EXERCISE GOAL: Lay out every line of these entries as a JSON list of strings, one string per line, leaving out blank lines.

Spatial annotation entries
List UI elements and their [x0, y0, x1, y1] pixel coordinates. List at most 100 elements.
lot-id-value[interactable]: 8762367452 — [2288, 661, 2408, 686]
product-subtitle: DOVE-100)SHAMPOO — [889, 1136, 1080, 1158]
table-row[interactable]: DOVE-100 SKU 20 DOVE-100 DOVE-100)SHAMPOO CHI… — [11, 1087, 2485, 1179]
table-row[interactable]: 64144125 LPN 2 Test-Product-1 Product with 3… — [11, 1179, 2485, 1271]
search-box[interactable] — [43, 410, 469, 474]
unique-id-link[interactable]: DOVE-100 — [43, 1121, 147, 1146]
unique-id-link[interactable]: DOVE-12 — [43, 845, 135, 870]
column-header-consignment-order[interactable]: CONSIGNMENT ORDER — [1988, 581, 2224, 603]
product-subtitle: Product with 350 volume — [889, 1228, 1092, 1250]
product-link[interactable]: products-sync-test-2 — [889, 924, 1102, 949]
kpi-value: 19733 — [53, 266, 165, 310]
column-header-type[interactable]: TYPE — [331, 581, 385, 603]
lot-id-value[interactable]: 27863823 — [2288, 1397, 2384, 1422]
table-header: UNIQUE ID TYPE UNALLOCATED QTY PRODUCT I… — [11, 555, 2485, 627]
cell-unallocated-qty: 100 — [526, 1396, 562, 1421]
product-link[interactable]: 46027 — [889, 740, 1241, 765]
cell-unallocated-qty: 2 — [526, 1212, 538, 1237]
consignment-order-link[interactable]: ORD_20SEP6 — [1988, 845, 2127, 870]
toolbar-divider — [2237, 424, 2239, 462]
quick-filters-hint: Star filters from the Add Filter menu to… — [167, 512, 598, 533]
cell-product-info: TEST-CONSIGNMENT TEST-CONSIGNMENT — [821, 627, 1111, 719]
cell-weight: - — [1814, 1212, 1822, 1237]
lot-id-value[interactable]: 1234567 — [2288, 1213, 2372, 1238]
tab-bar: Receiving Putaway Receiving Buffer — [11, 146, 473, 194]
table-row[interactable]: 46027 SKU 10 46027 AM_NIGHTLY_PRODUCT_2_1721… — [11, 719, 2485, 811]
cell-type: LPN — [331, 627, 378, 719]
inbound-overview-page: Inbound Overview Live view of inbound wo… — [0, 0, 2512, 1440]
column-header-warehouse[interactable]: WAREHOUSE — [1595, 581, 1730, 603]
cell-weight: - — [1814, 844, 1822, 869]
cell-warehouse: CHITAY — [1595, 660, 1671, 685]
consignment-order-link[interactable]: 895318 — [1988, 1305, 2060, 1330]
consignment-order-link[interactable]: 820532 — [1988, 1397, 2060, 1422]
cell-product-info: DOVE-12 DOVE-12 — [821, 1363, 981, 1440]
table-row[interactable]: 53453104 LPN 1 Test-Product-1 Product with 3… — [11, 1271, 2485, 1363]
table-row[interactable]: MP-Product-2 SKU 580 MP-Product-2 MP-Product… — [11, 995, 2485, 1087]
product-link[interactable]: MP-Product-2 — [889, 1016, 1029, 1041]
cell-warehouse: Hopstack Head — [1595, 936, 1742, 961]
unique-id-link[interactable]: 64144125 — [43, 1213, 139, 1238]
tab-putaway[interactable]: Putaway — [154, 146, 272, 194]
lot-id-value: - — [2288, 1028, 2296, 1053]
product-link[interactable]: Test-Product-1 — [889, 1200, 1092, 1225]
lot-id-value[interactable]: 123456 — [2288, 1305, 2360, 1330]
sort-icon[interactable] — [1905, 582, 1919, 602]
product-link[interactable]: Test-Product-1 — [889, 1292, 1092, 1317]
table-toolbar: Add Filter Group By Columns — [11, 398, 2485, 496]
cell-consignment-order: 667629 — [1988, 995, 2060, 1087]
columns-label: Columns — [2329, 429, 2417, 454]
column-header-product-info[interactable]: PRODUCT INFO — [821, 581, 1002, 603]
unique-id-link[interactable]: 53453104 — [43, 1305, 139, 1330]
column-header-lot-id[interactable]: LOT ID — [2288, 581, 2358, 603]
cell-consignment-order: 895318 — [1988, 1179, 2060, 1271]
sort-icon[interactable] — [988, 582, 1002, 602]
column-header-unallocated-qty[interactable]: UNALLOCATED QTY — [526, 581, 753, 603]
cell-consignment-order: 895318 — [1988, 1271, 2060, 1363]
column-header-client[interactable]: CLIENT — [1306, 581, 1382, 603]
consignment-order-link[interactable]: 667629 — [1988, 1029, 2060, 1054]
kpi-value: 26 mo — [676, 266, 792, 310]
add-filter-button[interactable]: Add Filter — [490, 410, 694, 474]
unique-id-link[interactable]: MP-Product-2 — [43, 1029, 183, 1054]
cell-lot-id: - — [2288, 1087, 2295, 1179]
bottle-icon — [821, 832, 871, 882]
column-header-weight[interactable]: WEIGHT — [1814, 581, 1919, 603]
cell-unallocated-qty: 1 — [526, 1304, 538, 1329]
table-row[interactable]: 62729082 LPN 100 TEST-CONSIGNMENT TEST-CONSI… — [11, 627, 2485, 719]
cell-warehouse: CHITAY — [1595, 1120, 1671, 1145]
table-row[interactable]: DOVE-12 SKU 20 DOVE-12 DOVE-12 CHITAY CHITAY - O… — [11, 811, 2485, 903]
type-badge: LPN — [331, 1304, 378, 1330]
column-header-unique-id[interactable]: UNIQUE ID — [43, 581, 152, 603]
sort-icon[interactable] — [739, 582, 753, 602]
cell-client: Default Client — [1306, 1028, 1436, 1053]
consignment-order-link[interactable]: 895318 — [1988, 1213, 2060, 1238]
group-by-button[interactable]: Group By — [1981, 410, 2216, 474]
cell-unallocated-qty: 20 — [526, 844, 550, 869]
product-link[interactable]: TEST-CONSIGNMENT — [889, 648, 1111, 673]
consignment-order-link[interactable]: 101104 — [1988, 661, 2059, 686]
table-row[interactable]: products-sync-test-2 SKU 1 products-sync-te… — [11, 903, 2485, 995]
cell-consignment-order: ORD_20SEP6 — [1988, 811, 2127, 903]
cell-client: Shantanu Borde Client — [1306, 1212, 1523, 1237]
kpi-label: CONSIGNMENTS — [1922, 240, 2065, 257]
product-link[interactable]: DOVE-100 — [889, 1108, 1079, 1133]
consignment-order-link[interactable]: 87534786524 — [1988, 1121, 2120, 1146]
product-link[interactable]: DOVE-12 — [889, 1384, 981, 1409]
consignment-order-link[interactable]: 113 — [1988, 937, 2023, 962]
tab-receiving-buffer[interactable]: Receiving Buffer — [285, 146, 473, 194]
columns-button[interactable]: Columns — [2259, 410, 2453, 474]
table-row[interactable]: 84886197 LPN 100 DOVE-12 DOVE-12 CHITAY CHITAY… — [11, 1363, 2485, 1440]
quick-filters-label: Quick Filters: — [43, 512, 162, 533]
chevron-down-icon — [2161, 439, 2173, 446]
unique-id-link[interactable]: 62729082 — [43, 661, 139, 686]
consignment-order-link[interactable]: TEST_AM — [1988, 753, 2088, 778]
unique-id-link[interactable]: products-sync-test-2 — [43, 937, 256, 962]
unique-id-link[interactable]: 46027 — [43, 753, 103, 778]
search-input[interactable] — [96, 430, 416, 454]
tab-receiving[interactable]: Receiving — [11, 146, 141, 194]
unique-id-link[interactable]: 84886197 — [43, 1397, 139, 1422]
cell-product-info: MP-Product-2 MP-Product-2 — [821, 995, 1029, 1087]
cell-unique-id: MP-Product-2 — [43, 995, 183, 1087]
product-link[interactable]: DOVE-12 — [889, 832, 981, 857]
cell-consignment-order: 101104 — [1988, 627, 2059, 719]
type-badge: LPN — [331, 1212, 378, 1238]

RIGHT ANSWER:
[
  "List UI elements and their [x0, y0, x1, y1] pixel coordinates. List at most 100 elements.",
  "lot-id-value[interactable]: 8762367452 — [2288, 661, 2408, 686]",
  "product-subtitle: DOVE-100)SHAMPOO — [889, 1136, 1080, 1158]",
  "table-row[interactable]: DOVE-100 SKU 20 DOVE-100 DOVE-100)SHAMPOO CHI… — [11, 1087, 2485, 1179]",
  "table-row[interactable]: 64144125 LPN 2 Test-Product-1 Product with 3… — [11, 1179, 2485, 1271]",
  "search-box[interactable] — [43, 410, 469, 474]",
  "unique-id-link[interactable]: DOVE-100 — [43, 1121, 147, 1146]",
  "unique-id-link[interactable]: DOVE-12 — [43, 845, 135, 870]",
  "column-header-consignment-order[interactable]: CONSIGNMENT ORDER — [1988, 581, 2224, 603]",
  "product-subtitle: Product with 350 volume — [889, 1228, 1092, 1250]",
  "product-link[interactable]: products-sync-test-2 — [889, 924, 1102, 949]",
  "kpi-value: 19733 — [53, 266, 165, 310]",
  "column-header-type[interactable]: TYPE — [331, 581, 385, 603]",
  "lot-id-value[interactable]: 27863823 — [2288, 1397, 2384, 1422]",
  "table-header: UNIQUE ID TYPE UNALLOCATED QTY PRODUCT I… — [11, 555, 2485, 627]",
  "cell-unallocated-qty: 100 — [526, 1396, 562, 1421]",
  "product-link[interactable]: 46027 — [889, 740, 1241, 765]",
  "cell-unallocated-qty: 2 — [526, 1212, 538, 1237]",
  "consignment-order-link[interactable]: ORD_20SEP6 — [1988, 845, 2127, 870]",
  "toolbar-divider — [2237, 424, 2239, 462]",
  "quick-filters-hint: Star filters from the Add Filter menu to… — [167, 512, 598, 533]",
  "cell-product-info: TEST-CONSIGNMENT TEST-CONSIGNMENT — [821, 627, 1111, 719]",
  "cell-weight: - — [1814, 1212, 1822, 1237]",
  "lot-id-value[interactable]: 1234567 — [2288, 1213, 2372, 1238]",
  "tab-bar: Receiving Putaway Receiving Buffer — [11, 146, 473, 194]",
  "table-row[interactable]: 46027 SKU 10 46027 AM_NIGHTLY_PRODUCT_2_1721… — [11, 719, 2485, 811]",
  "cell-type: LPN — [331, 627, 378, 719]",
  "inbound-overview-page: Inbound Overview Live view of inbound wo… — [0, 0, 2512, 1440]",
  "column-header-warehouse[interactable]: WAREHOUSE — [1595, 581, 1730, 603]",
  "cell-weight: - — [1814, 844, 1822, 869]",
  "cell-warehouse: CHITAY — [1595, 660, 1671, 685]",
  "consignment-order-link[interactable]: 895318 — [1988, 1305, 2060, 1330]",
  "consignment-order-link[interactable]: 820532 — [1988, 1397, 2060, 1422]",
  "cell-product-info: DOVE-12 DOVE-12 — [821, 1363, 981, 1440]",
  "table-row[interactable]: 53453104 LPN 1 Test-Product-1 Product with 3… — [11, 1271, 2485, 1363]",
  "table-row[interactable]: MP-Product-2 SKU 580 MP-Product-2 MP-Product… — [11, 995, 2485, 1087]",
  "product-link[interactable]: MP-Product-2 — [889, 1016, 1029, 1041]",
  "cell-warehouse: Hopstack Head — [1595, 936, 1742, 961]",
  "unique-id-link[interactable]: 64144125 — [43, 1213, 139, 1238]",
  "tab-putaway[interactable]: Putaway — [154, 146, 272, 194]",
  "lot-id-value: - — [2288, 1028, 2296, 1053]",
  "product-link[interactable]: Test-Product-1 — [889, 1200, 1092, 1225]",
  "lot-id-value[interactable]: 123456 — [2288, 1305, 2360, 1330]",
  "sort-icon[interactable] — [1905, 582, 1919, 602]",
  "product-link[interactable]: Test-Product-1 — [889, 1292, 1092, 1317]",
  "table-toolbar: Add Filter Group By Columns — [11, 398, 2485, 496]",
  "cell-consignment-order: 667629 — [1988, 995, 2060, 1087]",
  "columns-label: Columns — [2329, 429, 2417, 454]",
  "column-header-product-info[interactable]: PRODUCT INFO — [821, 581, 1002, 603]",
  "unique-id-link[interactable]: 53453104 — [43, 1305, 139, 1330]",
  "column-header-lot-id[interactable]: LOT ID — [2288, 581, 2358, 603]",
  "cell-consignment-order: 895318 — [1988, 1179, 2060, 1271]",
  "sort-icon[interactable] — [988, 582, 1002, 602]",
  "column-header-unallocated-qty[interactable]: UNALLOCATED QTY — [526, 581, 753, 603]",
  "cell-consignment-order: 895318 — [1988, 1271, 2060, 1363]",
  "column-header-client[interactable]: CLIENT — [1306, 581, 1382, 603]",
  "consignment-order-link[interactable]: 667629 — [1988, 1029, 2060, 1054]",
  "kpi-value: 26 mo — [676, 266, 792, 310]",
  "add-filter-button[interactable]: Add Filter — [490, 410, 694, 474]",
  "unique-id-link[interactable]: MP-Product-2 — [43, 1029, 183, 1054]",
  "cell-lot-id: - — [2288, 1087, 2295, 1179]",
  "bottle-icon — [821, 832, 871, 882]",
  "column-header-weight[interactable]: WEIGHT — [1814, 581, 1919, 603]",
  "cell-unallocated-qty: 1 — [526, 1304, 538, 1329]",
  "table-row[interactable]: 62729082 LPN 100 TEST-CONSIGNMENT TEST-CONSI… — [11, 627, 2485, 719]",
  "cell-warehouse: CHITAY — [1595, 1120, 1671, 1145]",
  "table-row[interactable]: DOVE-12 SKU 20 DOVE-12 DOVE-12 CHITAY CHITAY - O… — [11, 811, 2485, 903]",
  "type-badge: LPN — [331, 1304, 378, 1330]",
  "column-header-unique-id[interactable]: UNIQUE ID — [43, 581, 152, 603]",
  "sort-icon[interactable] — [739, 582, 753, 602]",
  "cell-client: Default Client — [1306, 1028, 1436, 1053]",
  "consignment-order-link[interactable]: 895318 — [1988, 1213, 2060, 1238]",
  "group-by-button[interactable]: Group By — [1981, 410, 2216, 474]",
  "cell-unallocated-qty: 20 — [526, 844, 550, 869]",
  "product-link[interactable]: TEST-CONSIGNMENT — [889, 648, 1111, 673]",
  "consignment-order-link[interactable]: 101104 — [1988, 661, 2059, 686]",
  "table-row[interactable]: products-sync-test-2 SKU 1 products-sync-te… — [11, 903, 2485, 995]",
  "cell-consignment-order: ORD_20SEP6 — [1988, 811, 2127, 903]",
  "cell-client: Shantanu Borde Client — [1306, 1212, 1523, 1237]",
  "kpi-label: CONSIGNMENTS — [1922, 240, 2065, 257]",
  "product-link[interactable]: DOVE-100 — [889, 1108, 1079, 1133]",
  "consignment-order-link[interactable]: 87534786524 — [1988, 1121, 2120, 1146]",
  "product-link[interactable]: DOVE-12 — [889, 1384, 981, 1409]",
  "consignment-order-link[interactable]: 113 — [1988, 937, 2023, 962]",
  "tab-receiving-buffer[interactable]: Receiving Buffer — [285, 146, 473, 194]",
  "columns-button[interactable]: Columns — [2259, 410, 2453, 474]",
  "table-row[interactable]: 84886197 LPN 100 DOVE-12 DOVE-12 CHITAY CHITAY… — [11, 1363, 2485, 1440]",
  "quick-filters-label: Quick Filters: — [43, 512, 162, 533]",
  "chevron-down-icon — [2161, 439, 2173, 446]",
  "unique-id-link[interactable]: 62729082 — [43, 661, 139, 686]",
  "consignment-order-link[interactable]: TEST_AM — [1988, 753, 2088, 778]",
  "unique-id-link[interactable]: products-sync-test-2 — [43, 937, 256, 962]",
  "unique-id-link[interactable]: 46027 — [43, 753, 103, 778]",
  "search-input[interactable] — [96, 430, 416, 454]",
  "tab-receiving[interactable]: Receiving — [11, 146, 141, 194]",
  "unique-id-link[interactable]: 84886197 — [43, 1397, 139, 1422]",
  "cell-product-info: MP-Product-2 MP-Product-2 — [821, 995, 1029, 1087]",
  "cell-unique-id: MP-Product-2 — [43, 995, 183, 1087]",
  "product-link[interactable]: DOVE-12 — [889, 832, 981, 857]",
  "cell-consignment-order: 101104 — [1988, 627, 2059, 719]",
  "type-badge: LPN — [331, 1212, 378, 1238]"
]